### TASK DIRECTIONS
Look below and pull out each line with the word "text".

[Start of RECORDS SUPPLIED]

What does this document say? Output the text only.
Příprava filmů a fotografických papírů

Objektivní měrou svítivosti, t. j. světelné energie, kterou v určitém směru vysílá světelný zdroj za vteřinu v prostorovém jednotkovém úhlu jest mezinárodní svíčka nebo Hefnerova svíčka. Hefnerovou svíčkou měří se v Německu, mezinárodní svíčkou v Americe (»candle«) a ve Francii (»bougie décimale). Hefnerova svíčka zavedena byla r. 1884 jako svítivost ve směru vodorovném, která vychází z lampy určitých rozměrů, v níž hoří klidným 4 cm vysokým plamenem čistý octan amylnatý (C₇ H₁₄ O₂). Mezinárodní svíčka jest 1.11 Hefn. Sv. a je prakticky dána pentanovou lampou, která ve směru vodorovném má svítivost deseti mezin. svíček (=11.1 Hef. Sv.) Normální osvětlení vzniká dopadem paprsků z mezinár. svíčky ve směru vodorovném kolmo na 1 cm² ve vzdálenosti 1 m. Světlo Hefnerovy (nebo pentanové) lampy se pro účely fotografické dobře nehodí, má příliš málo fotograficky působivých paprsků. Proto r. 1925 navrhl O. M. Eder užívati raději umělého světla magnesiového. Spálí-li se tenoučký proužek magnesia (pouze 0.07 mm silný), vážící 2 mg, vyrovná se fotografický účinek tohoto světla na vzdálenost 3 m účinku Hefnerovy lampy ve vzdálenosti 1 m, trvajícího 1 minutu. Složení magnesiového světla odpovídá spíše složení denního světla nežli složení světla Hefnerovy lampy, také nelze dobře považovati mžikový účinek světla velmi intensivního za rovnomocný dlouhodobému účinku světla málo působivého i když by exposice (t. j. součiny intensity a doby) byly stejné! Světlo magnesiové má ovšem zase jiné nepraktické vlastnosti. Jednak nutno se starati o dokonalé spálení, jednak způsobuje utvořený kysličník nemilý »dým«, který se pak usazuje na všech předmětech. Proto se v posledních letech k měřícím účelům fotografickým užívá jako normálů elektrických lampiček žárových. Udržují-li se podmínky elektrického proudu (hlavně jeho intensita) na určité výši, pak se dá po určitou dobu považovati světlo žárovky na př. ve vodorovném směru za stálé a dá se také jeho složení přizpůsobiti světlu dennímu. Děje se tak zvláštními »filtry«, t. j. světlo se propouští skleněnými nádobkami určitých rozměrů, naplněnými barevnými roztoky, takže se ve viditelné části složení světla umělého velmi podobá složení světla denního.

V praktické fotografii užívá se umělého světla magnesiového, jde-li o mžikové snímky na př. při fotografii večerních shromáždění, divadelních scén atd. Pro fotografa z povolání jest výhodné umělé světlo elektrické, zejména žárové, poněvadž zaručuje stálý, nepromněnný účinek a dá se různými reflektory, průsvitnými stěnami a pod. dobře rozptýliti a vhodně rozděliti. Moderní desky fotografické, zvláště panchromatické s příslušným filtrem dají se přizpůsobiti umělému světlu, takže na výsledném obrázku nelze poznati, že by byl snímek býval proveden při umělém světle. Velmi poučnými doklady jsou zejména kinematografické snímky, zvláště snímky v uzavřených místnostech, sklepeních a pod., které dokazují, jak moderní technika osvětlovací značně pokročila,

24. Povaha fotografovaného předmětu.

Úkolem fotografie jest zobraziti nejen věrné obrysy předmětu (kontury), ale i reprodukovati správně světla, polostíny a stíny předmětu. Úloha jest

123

[End of RECORDS SUPPLIED]
[Start of RECORDS SUPPLIED]

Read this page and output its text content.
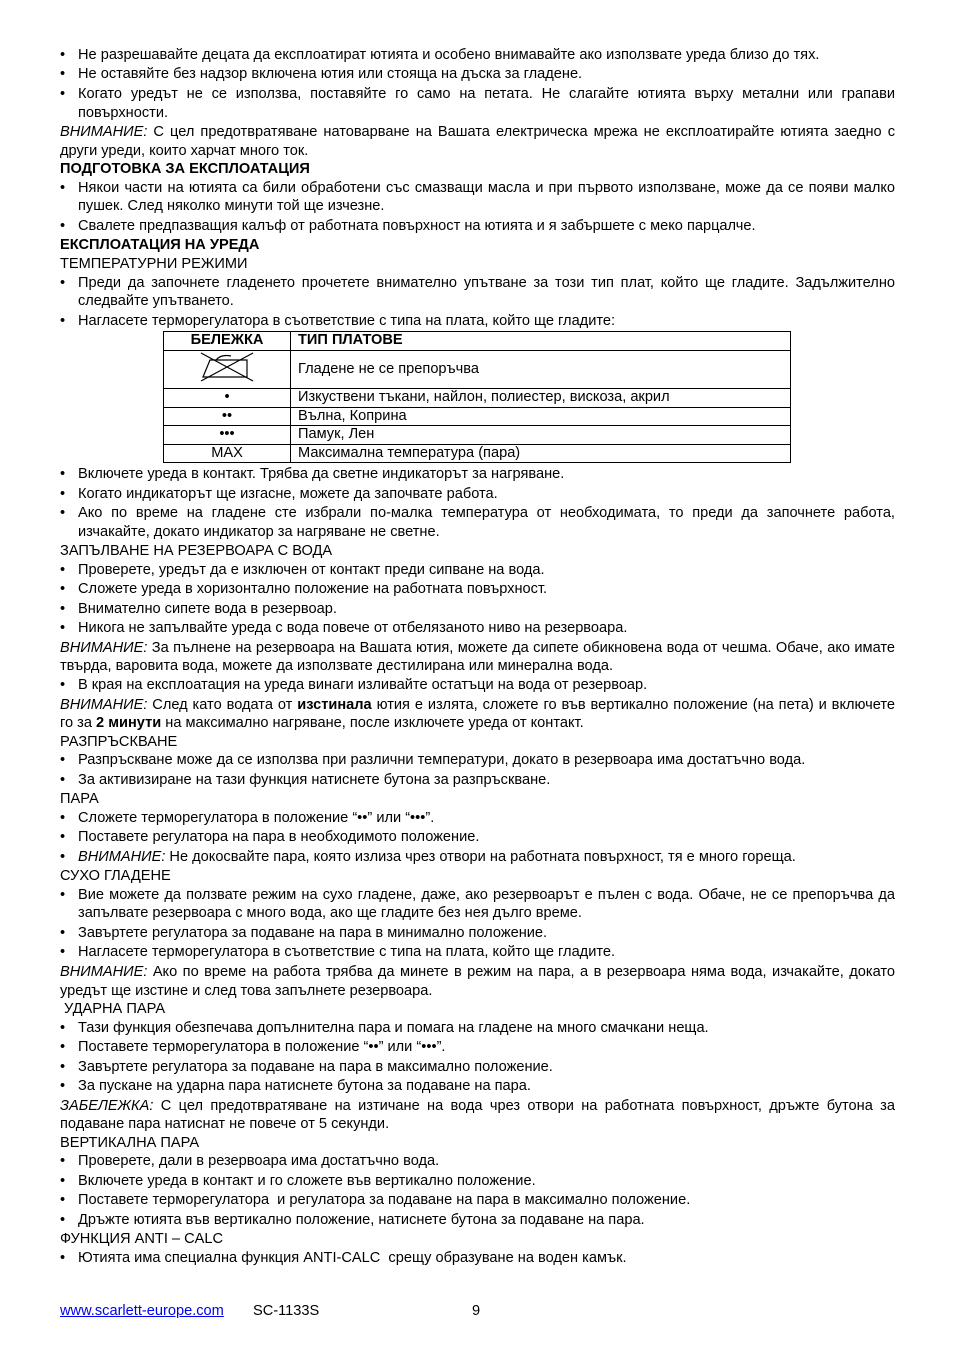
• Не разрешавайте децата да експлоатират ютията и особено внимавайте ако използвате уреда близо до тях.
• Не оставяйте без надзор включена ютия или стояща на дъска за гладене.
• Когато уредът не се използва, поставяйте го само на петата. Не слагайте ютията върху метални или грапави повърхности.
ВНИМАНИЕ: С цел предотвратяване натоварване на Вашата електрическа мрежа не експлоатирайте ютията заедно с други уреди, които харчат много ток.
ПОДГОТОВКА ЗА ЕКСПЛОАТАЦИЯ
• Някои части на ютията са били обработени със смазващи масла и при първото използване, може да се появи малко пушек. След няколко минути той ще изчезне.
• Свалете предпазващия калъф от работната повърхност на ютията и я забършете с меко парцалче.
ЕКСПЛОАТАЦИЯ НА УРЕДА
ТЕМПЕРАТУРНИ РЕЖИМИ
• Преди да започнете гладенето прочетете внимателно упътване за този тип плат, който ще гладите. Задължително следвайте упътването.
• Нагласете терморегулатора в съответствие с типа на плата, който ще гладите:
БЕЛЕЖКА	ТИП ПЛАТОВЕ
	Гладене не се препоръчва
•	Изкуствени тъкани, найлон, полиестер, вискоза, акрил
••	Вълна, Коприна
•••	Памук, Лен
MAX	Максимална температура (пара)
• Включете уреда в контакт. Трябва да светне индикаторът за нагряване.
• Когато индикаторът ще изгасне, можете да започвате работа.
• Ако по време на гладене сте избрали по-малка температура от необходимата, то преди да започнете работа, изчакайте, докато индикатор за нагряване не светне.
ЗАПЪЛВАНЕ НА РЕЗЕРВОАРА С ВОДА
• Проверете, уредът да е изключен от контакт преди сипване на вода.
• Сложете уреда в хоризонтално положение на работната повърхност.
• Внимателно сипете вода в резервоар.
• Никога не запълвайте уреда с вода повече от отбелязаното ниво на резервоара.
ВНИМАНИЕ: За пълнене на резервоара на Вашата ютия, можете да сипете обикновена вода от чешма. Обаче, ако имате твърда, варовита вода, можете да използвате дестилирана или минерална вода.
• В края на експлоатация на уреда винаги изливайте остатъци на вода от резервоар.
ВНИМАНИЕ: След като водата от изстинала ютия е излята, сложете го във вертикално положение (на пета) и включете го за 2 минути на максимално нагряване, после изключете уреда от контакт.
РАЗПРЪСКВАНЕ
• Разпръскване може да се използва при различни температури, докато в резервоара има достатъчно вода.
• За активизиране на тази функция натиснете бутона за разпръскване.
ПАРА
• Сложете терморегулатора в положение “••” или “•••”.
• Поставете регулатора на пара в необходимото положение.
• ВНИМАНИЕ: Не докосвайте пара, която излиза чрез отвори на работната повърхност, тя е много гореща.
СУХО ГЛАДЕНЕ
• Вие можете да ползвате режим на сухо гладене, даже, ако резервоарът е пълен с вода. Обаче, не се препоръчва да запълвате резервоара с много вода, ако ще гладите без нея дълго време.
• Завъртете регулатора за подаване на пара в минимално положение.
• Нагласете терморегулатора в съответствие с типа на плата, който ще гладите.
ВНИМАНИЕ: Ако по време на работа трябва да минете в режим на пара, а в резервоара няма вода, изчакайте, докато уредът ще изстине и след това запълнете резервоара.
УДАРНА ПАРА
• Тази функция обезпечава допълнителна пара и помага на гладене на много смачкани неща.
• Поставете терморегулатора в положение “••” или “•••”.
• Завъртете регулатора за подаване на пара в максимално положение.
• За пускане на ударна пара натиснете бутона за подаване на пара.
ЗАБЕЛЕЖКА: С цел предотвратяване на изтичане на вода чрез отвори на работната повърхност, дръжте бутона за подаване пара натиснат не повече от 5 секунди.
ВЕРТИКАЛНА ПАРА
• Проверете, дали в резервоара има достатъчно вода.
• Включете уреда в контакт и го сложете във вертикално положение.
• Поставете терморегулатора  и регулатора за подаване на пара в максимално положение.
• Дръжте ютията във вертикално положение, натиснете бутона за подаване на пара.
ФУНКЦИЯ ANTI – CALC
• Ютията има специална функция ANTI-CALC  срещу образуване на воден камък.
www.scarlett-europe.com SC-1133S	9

[End of RECORDS SUPPLIED]
[Start of RECORDS SUPPLIED]

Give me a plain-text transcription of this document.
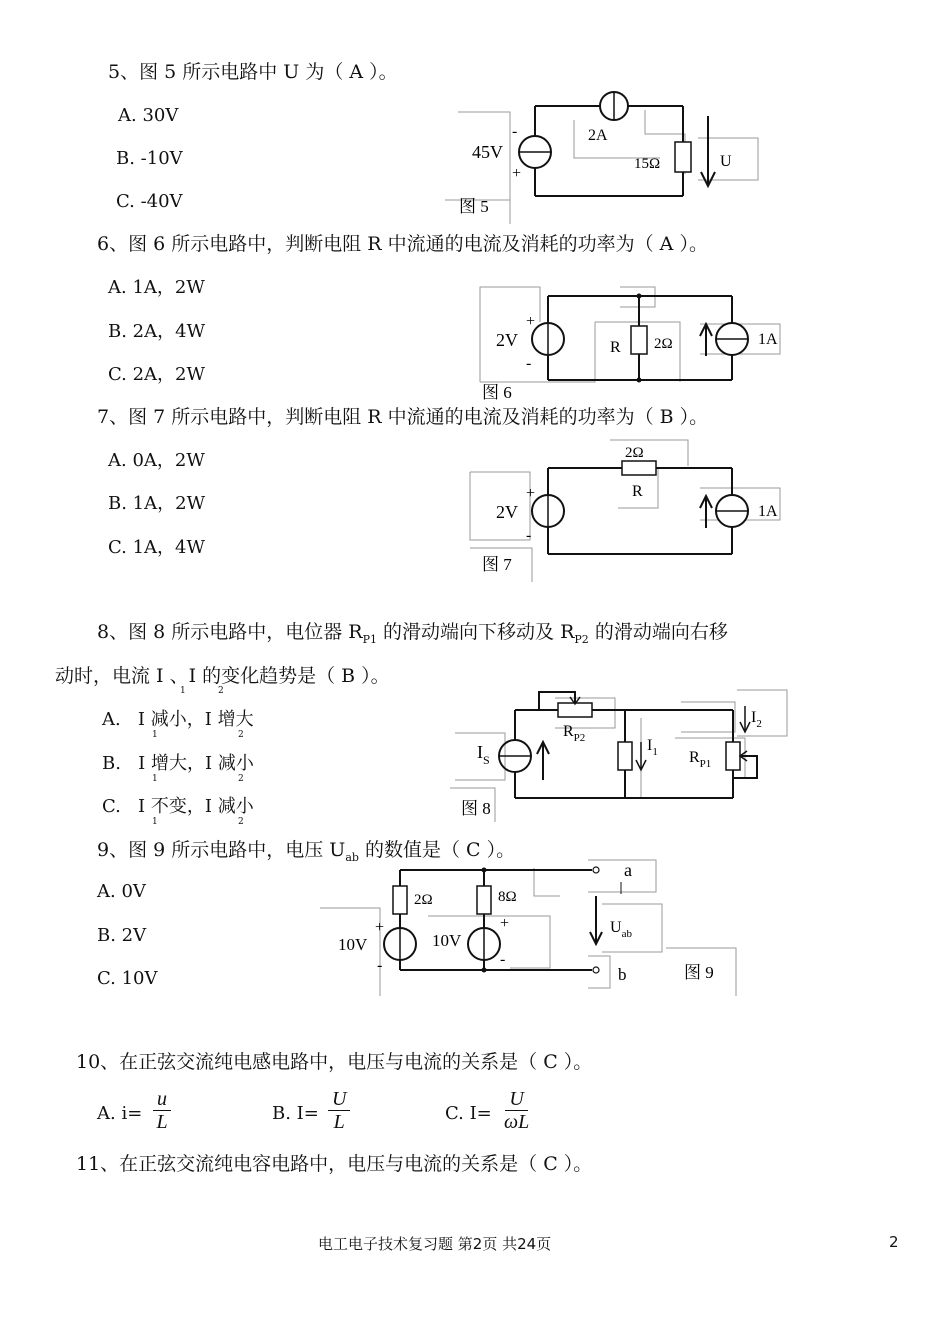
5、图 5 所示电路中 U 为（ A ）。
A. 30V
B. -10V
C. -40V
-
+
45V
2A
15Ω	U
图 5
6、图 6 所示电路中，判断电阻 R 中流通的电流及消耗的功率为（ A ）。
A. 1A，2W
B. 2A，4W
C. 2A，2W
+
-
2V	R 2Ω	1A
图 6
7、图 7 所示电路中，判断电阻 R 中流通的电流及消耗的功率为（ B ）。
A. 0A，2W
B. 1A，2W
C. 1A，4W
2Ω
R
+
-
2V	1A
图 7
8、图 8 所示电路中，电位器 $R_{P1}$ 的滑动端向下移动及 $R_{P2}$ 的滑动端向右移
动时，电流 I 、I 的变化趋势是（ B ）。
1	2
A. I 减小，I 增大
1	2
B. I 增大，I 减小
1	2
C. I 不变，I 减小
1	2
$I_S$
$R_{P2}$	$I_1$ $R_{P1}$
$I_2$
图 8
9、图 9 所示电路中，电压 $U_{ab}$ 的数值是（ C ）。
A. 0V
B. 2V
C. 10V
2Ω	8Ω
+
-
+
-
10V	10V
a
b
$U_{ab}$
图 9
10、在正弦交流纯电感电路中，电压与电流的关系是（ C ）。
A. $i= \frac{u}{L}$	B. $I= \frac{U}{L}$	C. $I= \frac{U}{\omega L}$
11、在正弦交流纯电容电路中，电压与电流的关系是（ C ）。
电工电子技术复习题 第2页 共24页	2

[End of RECORDS SUPPLIED]

### SOLVED EXERCISE
What does this document say? Output the text only.
Read this page and output its text content.
Give me a plain-text transcription of this document.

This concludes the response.